— BEGIN Information provided —
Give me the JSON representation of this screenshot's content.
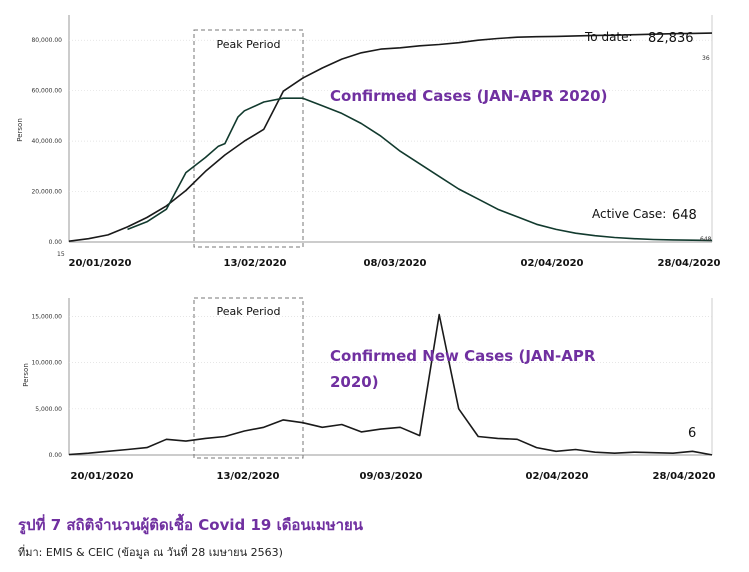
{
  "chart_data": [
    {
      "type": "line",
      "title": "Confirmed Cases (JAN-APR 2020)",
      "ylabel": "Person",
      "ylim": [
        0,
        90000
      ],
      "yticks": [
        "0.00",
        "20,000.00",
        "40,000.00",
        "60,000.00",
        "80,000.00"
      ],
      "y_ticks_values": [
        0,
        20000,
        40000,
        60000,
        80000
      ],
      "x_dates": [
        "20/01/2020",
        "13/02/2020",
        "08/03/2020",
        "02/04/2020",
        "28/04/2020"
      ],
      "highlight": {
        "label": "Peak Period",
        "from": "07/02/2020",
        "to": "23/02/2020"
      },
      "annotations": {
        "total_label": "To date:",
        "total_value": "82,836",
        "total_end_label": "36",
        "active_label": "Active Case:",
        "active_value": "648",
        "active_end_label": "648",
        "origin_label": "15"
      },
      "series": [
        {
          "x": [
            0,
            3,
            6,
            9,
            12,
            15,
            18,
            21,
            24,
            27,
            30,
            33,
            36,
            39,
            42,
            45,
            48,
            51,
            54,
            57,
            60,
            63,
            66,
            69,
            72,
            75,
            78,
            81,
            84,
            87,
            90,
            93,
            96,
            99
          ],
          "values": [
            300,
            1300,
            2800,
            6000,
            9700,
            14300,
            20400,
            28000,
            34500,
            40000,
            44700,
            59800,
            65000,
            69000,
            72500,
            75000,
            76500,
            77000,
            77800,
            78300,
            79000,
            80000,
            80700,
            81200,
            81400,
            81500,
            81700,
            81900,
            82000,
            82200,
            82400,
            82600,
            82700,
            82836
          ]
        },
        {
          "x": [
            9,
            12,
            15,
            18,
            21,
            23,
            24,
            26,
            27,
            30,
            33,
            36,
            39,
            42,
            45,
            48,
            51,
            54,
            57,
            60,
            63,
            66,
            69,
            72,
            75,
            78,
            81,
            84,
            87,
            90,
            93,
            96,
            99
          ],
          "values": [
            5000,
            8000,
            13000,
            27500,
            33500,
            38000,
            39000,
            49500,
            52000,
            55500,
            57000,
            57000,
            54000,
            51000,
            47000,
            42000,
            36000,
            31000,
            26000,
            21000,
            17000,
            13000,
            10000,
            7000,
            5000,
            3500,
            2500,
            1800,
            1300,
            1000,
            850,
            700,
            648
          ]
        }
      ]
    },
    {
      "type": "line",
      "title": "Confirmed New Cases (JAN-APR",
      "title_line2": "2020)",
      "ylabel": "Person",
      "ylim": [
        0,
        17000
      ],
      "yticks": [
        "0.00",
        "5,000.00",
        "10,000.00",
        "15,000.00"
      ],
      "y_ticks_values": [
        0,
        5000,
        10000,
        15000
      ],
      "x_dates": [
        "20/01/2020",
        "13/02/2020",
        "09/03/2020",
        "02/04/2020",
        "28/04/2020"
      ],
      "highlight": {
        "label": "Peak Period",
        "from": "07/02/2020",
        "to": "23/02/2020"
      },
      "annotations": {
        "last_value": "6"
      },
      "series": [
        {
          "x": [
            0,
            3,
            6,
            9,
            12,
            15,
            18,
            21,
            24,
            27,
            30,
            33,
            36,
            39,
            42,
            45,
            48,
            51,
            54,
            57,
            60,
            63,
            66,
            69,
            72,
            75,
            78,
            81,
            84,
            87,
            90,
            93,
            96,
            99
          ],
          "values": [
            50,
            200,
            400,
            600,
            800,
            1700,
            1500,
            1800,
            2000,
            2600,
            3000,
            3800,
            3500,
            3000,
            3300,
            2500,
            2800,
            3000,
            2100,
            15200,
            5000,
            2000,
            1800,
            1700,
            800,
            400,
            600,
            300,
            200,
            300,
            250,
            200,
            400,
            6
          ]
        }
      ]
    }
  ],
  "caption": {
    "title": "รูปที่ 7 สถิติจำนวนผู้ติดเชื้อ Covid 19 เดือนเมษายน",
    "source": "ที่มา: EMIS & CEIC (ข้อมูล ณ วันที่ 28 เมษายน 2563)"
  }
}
— END Information provided —
— BEGIN Information provided —
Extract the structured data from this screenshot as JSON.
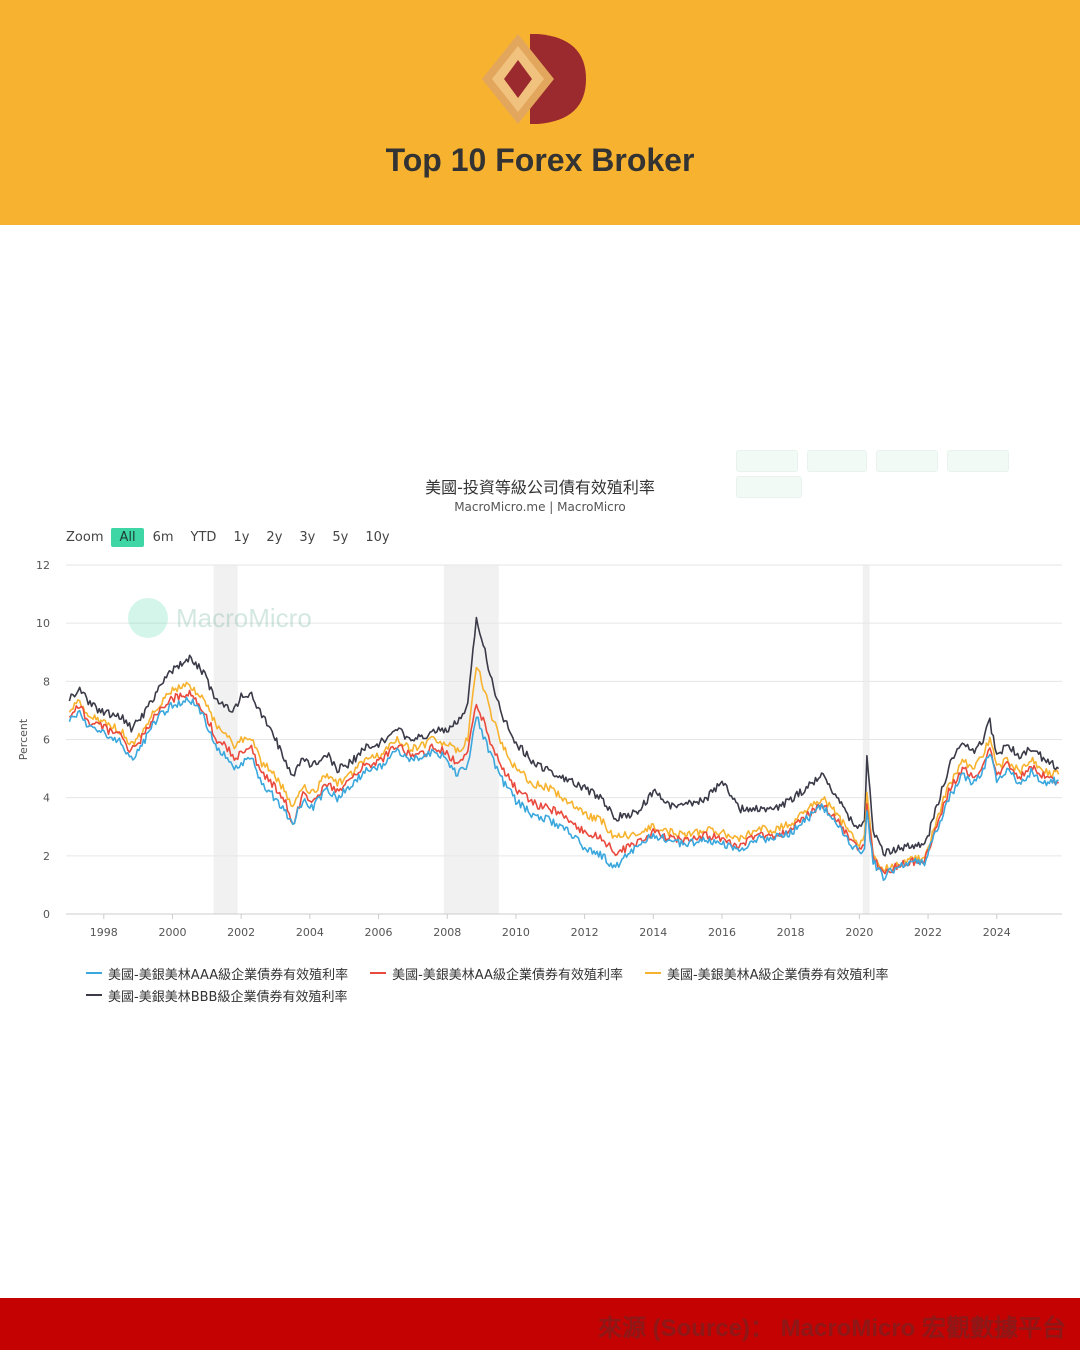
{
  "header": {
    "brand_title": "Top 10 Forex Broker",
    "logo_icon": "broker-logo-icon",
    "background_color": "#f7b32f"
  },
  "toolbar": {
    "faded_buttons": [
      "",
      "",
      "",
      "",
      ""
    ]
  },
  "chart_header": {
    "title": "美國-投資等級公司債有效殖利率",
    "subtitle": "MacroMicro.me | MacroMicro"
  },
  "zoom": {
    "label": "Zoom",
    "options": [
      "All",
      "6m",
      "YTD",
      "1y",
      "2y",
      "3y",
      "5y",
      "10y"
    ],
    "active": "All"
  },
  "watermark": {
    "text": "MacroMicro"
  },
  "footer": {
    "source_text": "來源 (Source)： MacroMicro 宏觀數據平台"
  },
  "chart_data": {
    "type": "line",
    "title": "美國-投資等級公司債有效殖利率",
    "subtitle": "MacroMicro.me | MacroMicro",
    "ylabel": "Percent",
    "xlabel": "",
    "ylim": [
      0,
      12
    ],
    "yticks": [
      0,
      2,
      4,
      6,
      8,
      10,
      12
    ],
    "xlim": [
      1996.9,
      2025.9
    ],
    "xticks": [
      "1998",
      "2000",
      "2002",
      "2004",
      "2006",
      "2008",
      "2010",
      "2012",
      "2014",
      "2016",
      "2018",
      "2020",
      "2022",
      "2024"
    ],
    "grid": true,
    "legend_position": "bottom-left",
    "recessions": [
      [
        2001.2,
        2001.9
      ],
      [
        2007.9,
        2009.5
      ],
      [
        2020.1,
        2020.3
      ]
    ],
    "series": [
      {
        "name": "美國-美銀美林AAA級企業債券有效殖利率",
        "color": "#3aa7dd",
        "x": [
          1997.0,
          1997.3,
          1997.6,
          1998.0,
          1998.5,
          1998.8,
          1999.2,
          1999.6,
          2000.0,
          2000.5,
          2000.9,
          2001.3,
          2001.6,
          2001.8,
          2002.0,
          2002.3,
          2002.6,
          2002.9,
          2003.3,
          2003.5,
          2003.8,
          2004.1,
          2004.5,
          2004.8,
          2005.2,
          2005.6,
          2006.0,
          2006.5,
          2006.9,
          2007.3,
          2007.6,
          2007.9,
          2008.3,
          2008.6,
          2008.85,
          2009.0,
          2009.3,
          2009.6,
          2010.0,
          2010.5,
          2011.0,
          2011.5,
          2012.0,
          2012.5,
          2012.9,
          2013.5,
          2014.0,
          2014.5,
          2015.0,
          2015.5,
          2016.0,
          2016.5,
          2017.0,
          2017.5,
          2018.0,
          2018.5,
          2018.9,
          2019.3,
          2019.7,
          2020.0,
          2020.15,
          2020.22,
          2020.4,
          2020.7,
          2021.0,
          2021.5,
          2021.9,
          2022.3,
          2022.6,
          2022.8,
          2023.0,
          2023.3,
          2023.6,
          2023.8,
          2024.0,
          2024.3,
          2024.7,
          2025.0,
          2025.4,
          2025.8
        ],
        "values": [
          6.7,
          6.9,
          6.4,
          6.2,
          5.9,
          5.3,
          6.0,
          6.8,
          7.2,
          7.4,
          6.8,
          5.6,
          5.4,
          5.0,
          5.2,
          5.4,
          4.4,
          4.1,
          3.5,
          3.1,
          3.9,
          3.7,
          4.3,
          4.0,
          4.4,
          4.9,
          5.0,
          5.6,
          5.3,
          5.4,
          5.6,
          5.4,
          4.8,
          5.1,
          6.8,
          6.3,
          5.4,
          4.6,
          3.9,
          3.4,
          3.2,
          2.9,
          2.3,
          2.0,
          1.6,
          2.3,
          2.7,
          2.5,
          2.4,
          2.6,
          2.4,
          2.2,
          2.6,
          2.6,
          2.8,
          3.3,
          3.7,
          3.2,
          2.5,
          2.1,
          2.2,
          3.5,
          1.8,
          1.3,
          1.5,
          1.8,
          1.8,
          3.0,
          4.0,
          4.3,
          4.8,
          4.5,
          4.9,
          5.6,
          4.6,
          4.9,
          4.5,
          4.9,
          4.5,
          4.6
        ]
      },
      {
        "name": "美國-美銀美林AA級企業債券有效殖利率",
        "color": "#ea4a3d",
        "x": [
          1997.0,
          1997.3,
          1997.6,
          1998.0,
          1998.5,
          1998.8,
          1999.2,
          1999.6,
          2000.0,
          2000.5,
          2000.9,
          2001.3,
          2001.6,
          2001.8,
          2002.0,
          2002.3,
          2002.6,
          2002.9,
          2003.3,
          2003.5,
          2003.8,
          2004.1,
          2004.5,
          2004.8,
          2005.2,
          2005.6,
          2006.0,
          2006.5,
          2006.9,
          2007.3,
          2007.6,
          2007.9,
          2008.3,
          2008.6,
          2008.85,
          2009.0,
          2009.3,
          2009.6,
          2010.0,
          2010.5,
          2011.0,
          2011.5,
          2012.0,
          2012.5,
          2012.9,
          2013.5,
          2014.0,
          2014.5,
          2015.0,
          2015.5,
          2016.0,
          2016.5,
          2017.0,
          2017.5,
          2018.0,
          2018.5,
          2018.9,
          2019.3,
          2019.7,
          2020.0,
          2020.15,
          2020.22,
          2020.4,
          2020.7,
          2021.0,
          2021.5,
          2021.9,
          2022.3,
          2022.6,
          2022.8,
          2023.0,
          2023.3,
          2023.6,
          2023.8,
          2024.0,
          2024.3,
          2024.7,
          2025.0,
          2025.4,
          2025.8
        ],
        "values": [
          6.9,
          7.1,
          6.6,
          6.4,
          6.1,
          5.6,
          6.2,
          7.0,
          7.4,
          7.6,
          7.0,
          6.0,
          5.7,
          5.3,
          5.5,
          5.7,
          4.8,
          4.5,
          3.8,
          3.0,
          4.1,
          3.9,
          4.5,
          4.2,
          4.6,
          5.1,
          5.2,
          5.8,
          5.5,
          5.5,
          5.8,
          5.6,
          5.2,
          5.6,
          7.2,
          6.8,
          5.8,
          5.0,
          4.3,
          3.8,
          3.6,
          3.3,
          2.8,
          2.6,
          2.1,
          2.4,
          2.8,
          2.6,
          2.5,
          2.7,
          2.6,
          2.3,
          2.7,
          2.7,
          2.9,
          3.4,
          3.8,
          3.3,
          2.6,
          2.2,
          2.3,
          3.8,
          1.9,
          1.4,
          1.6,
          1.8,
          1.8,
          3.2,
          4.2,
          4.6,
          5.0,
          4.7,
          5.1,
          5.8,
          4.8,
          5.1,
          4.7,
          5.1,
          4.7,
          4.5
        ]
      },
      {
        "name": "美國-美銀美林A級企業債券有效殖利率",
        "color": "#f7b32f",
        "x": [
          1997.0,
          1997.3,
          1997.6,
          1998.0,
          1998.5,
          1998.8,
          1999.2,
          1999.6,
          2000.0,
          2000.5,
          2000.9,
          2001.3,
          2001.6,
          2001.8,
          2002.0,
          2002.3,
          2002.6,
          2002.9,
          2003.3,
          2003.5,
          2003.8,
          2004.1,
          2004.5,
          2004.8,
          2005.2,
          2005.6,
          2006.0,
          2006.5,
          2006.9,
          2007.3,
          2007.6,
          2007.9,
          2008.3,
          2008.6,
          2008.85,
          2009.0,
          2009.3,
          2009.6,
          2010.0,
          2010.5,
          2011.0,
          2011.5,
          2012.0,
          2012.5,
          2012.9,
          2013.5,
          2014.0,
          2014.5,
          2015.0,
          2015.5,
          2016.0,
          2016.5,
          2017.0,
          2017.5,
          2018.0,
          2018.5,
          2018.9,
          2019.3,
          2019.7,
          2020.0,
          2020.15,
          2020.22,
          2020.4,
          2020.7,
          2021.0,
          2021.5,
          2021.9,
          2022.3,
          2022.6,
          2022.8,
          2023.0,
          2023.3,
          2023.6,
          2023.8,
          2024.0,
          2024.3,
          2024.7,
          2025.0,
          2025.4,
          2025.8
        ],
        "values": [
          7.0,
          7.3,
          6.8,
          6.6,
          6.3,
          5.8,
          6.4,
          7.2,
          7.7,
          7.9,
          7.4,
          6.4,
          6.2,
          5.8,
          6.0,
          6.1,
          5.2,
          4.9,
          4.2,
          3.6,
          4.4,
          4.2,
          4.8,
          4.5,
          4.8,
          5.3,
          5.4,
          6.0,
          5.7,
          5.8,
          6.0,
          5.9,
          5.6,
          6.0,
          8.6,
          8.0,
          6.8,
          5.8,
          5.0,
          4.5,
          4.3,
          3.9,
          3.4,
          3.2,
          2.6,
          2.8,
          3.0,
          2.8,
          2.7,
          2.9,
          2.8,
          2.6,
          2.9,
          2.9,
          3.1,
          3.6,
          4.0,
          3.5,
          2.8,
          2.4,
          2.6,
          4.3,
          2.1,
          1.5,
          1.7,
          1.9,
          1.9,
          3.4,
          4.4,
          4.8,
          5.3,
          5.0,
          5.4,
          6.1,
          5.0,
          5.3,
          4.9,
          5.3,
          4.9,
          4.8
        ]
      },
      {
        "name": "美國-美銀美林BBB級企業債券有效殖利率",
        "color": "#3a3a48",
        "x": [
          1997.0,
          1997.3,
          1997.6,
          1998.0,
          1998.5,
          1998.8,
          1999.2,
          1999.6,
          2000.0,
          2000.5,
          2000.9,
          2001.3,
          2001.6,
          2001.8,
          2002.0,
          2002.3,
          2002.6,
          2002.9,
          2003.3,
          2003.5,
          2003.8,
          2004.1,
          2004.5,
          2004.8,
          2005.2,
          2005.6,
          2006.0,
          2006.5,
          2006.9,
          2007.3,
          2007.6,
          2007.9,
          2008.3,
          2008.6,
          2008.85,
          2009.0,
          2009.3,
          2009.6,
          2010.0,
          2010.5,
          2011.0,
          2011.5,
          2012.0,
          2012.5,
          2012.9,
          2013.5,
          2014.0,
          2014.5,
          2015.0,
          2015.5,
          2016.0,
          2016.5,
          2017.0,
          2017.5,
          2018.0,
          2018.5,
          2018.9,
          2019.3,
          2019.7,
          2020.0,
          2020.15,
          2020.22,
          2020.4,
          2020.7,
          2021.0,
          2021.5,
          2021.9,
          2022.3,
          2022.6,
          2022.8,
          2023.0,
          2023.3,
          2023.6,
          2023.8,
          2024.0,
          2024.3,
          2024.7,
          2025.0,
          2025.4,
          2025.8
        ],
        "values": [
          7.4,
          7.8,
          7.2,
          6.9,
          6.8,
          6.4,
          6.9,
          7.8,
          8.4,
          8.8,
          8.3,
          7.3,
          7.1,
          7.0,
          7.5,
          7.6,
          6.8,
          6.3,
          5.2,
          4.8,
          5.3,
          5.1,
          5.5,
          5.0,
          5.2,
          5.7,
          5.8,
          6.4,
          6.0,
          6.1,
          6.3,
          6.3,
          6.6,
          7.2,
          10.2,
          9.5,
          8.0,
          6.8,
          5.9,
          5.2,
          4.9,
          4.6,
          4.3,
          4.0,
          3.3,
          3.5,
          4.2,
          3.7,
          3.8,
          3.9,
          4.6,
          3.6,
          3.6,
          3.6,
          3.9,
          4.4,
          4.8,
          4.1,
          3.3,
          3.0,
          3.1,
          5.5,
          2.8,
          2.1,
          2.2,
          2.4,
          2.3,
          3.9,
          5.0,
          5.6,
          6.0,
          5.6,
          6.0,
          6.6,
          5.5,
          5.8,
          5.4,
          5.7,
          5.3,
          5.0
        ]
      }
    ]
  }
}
— END Information provided —
Find each line holding "name". Copy it out.

- **Solution for this task**
        "name": "美國-美銀美林AAA級企業債券有效殖利率",
        "name": "美國-美銀美林AA級企業債券有效殖利率",
        "name": "美國-美銀美林A級企業債券有效殖利率",
        "name": "美國-美銀美林BBB級企業債券有效殖利率",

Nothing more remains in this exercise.